### DATA RECORDS
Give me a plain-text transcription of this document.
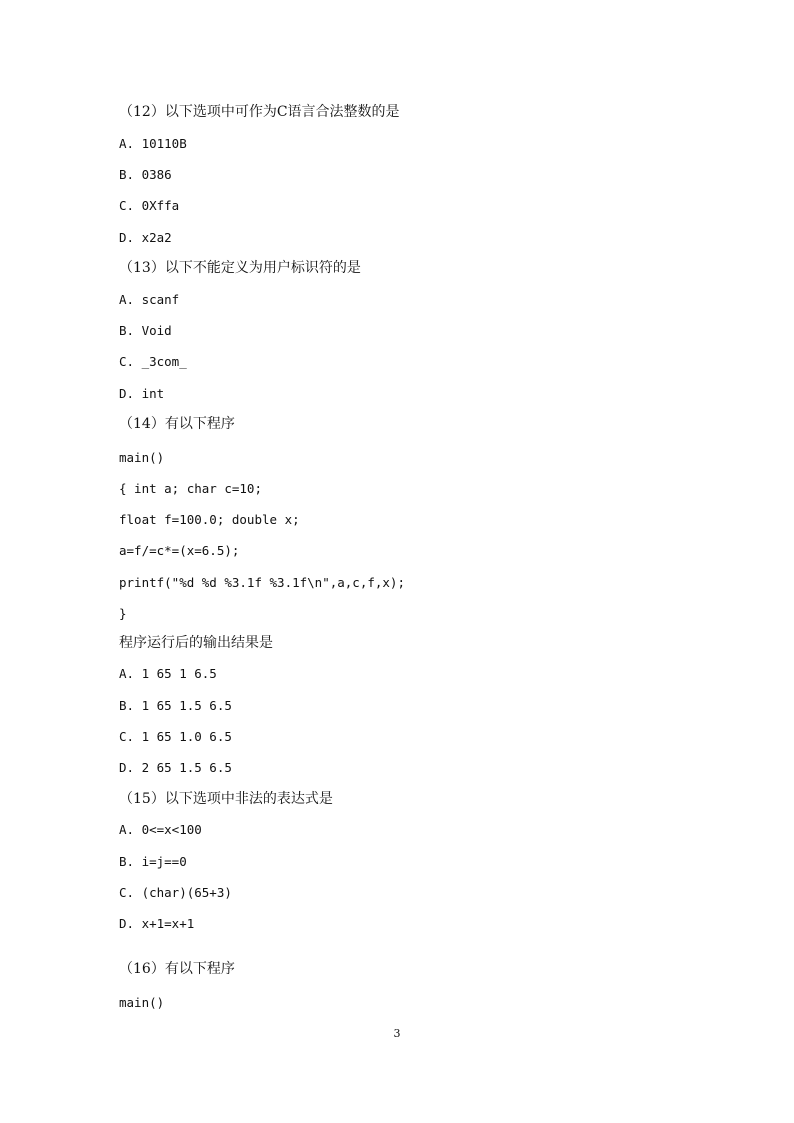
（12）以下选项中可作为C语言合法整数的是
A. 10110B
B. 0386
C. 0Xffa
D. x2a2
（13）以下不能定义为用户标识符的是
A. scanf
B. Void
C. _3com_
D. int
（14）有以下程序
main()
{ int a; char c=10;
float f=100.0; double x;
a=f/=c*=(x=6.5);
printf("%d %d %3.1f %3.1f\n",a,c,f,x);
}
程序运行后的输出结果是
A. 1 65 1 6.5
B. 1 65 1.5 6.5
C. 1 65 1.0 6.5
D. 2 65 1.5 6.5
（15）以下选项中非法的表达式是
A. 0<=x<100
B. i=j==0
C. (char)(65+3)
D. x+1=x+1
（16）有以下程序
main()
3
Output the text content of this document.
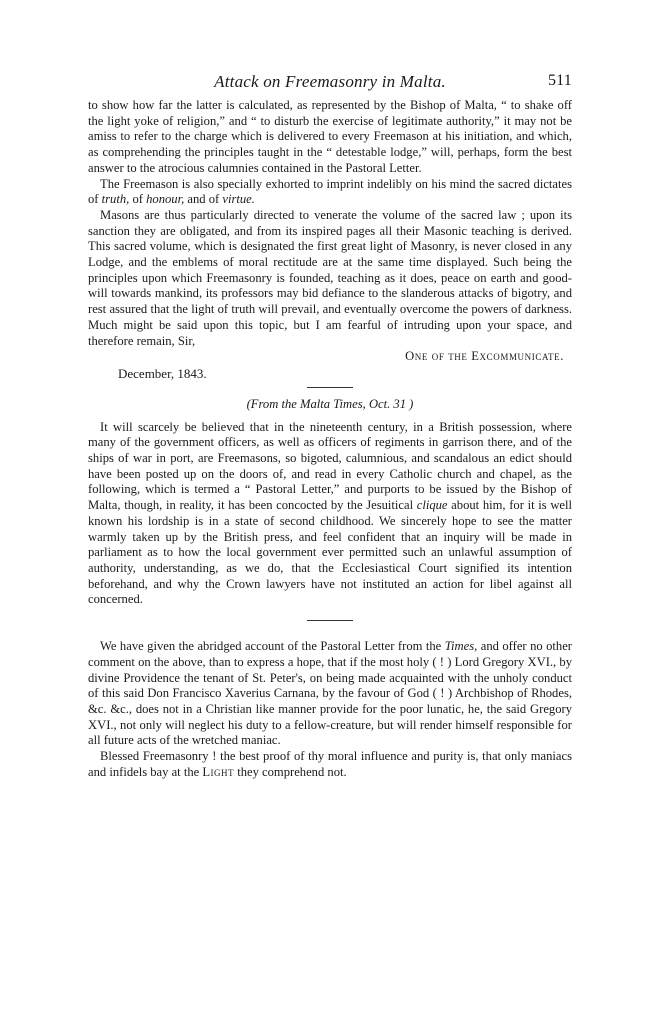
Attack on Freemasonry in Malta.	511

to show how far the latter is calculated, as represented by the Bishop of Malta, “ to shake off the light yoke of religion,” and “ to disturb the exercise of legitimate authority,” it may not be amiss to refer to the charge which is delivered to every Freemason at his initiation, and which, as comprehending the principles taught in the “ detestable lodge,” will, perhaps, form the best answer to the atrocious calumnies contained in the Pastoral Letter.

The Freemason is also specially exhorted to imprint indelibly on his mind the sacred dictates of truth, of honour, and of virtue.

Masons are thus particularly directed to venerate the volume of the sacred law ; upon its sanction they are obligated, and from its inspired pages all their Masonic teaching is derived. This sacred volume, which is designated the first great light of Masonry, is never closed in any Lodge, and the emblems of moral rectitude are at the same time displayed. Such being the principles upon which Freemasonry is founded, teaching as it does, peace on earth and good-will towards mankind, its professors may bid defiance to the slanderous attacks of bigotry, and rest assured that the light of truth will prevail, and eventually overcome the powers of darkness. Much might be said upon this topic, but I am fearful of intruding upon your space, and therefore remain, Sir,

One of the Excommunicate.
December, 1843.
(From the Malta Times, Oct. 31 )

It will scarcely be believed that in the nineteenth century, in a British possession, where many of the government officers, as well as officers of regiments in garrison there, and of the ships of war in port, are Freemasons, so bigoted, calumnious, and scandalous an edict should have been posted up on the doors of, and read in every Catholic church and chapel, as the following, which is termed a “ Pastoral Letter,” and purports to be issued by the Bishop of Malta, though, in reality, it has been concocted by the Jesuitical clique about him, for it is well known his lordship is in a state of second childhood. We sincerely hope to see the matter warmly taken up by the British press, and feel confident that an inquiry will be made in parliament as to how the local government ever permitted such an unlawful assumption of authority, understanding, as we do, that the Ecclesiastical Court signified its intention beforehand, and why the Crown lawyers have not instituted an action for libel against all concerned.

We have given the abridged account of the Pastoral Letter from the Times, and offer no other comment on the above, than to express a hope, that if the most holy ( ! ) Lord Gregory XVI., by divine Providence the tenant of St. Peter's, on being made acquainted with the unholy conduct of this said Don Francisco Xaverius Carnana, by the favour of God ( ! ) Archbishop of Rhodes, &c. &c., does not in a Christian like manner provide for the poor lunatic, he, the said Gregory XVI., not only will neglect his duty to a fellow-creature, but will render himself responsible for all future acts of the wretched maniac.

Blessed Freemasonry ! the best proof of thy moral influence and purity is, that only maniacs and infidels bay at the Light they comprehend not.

==

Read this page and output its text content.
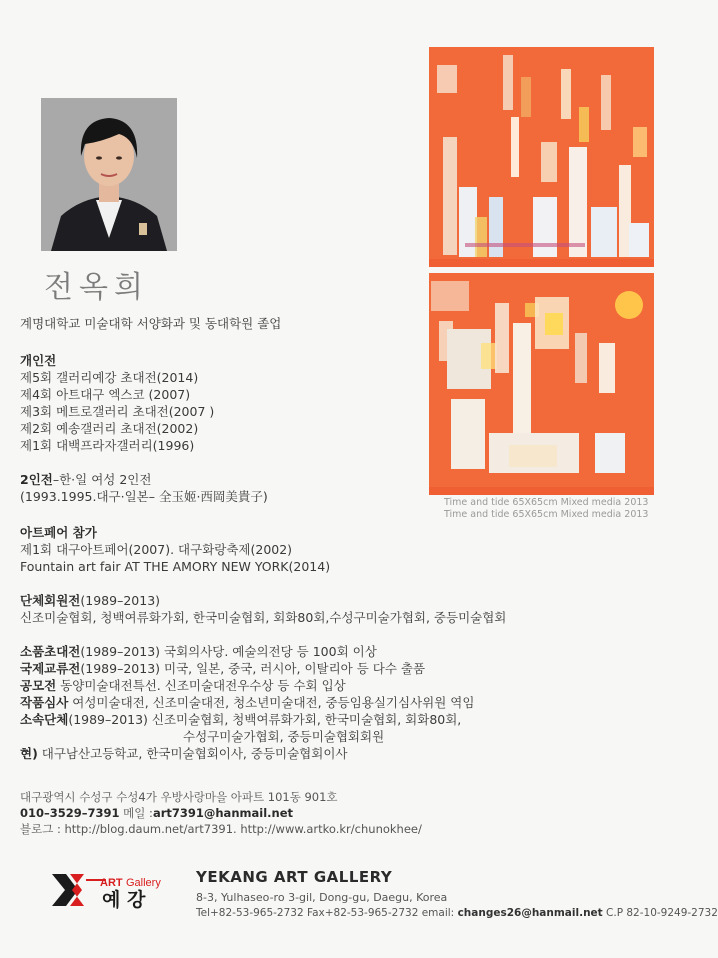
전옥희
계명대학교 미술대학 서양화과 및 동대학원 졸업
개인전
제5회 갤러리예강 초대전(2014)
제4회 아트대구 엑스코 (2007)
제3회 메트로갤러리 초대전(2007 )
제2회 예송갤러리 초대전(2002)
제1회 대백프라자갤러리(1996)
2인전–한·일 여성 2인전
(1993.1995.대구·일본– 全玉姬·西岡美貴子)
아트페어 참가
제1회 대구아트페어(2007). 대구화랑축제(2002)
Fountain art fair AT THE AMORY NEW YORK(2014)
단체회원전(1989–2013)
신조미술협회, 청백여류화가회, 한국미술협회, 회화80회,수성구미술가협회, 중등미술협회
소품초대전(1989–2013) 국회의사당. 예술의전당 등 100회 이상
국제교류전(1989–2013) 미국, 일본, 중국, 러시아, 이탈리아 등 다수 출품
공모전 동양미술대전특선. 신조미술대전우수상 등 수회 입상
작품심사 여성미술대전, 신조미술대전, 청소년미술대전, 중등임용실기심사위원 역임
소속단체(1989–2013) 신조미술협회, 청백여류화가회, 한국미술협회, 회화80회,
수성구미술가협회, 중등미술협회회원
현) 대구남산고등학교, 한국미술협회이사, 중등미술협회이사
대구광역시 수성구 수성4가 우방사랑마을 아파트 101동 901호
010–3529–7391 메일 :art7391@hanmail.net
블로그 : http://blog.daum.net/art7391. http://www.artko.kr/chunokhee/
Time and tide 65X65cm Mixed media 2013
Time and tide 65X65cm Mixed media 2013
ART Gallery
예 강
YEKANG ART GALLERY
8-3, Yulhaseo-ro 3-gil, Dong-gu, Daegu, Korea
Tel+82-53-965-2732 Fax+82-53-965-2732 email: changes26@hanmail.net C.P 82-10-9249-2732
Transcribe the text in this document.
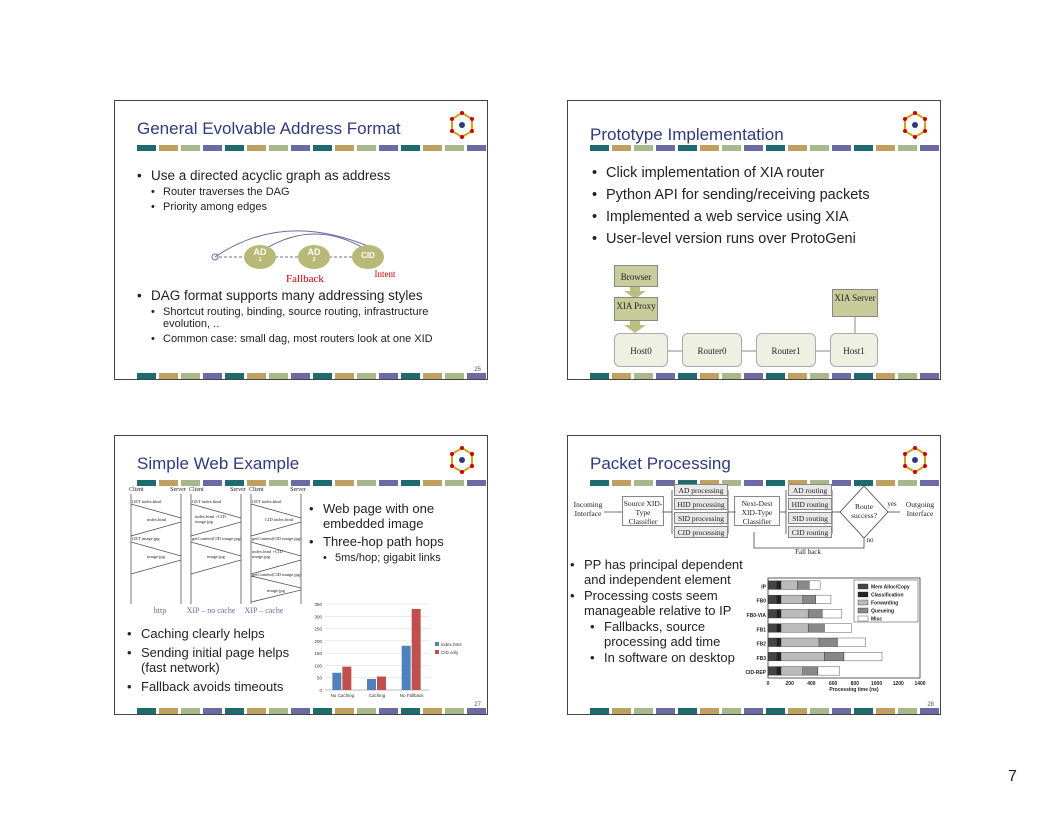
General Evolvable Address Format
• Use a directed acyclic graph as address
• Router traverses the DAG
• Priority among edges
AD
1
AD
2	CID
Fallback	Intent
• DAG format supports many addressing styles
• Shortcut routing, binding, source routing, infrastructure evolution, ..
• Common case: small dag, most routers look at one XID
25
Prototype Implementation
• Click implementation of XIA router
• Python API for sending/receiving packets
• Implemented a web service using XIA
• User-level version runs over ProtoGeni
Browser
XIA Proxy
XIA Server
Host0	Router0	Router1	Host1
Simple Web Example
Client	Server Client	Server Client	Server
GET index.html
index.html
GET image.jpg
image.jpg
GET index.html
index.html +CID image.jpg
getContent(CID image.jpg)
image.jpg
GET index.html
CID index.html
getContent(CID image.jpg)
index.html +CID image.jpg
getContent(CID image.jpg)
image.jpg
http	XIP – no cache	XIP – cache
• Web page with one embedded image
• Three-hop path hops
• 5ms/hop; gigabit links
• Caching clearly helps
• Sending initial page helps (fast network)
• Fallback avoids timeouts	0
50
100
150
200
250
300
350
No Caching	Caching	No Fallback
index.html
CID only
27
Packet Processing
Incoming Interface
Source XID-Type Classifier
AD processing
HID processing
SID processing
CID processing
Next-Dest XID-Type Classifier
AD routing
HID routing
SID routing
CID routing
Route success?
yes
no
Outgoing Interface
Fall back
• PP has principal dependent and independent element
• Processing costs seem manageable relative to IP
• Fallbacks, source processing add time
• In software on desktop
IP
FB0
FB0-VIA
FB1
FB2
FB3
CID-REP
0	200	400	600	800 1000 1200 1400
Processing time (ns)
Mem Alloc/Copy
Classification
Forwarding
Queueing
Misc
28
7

---

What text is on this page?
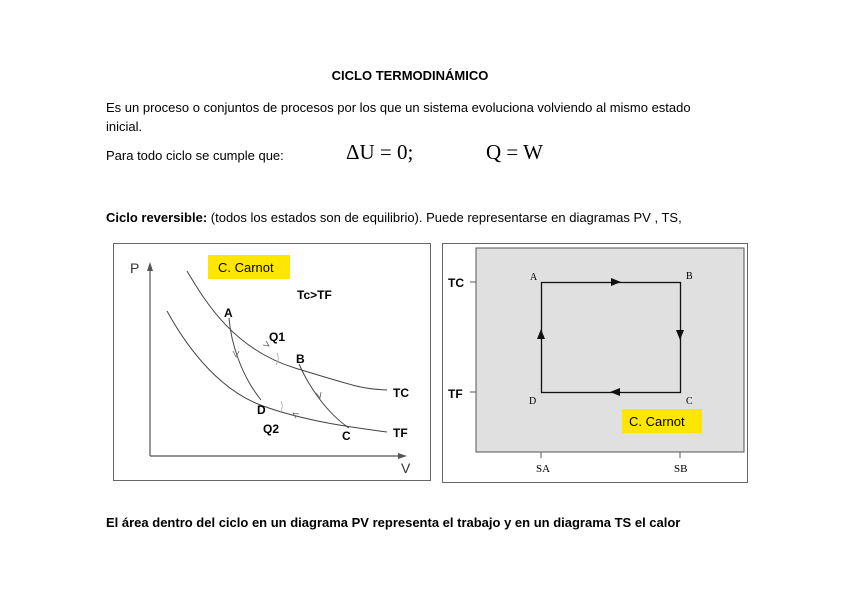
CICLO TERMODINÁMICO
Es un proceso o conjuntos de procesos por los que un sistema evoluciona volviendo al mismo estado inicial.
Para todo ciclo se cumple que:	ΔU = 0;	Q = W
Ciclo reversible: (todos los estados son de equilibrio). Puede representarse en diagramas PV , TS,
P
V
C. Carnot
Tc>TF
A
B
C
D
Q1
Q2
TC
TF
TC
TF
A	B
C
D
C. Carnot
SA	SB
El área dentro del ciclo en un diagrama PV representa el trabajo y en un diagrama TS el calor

### PROBLEM STATEMENT
Copy down every line of the material above that includes the string "being".

### ANSWER TO THIS EXERCISE
Masons are thus particularly directed to venerate the volume of the sacred law ; upon its sanction they are obligated, and from its inspired pages all their Masonic teaching is derived. This sacred volume, which is designated the first great light of Masonry, is never closed in any Lodge, and the emblems of moral rectitude are at the same time displayed. Such being the principles upon which Freemasonry is founded, teaching as it does, peace on earth and good-will towards mankind, its professors may bid defiance to the slanderous attacks of bigotry, and rest assured that the light of truth will prevail, and eventually overcome the powers of darkness. Much might be said upon this topic, but I am fearful of intruding upon your space, and therefore remain, Sir,
We have given the abridged account of the Pastoral Letter from the Times, and offer no other comment on the above, than to express a hope, that if the most holy ( ! ) Lord Gregory XVI., by divine Providence the tenant of St. Peter's, on being made acquainted with the unholy conduct of this said Don Francisco Xaverius Carnana, by the favour of God ( ! ) Archbishop of Rhodes, &c. &c., does not in a Christian like manner provide for the poor lunatic, he, the said Gregory XVI., not only will neglect his duty to a fellow-creature, but will render himself responsible for all future acts of the wretched maniac.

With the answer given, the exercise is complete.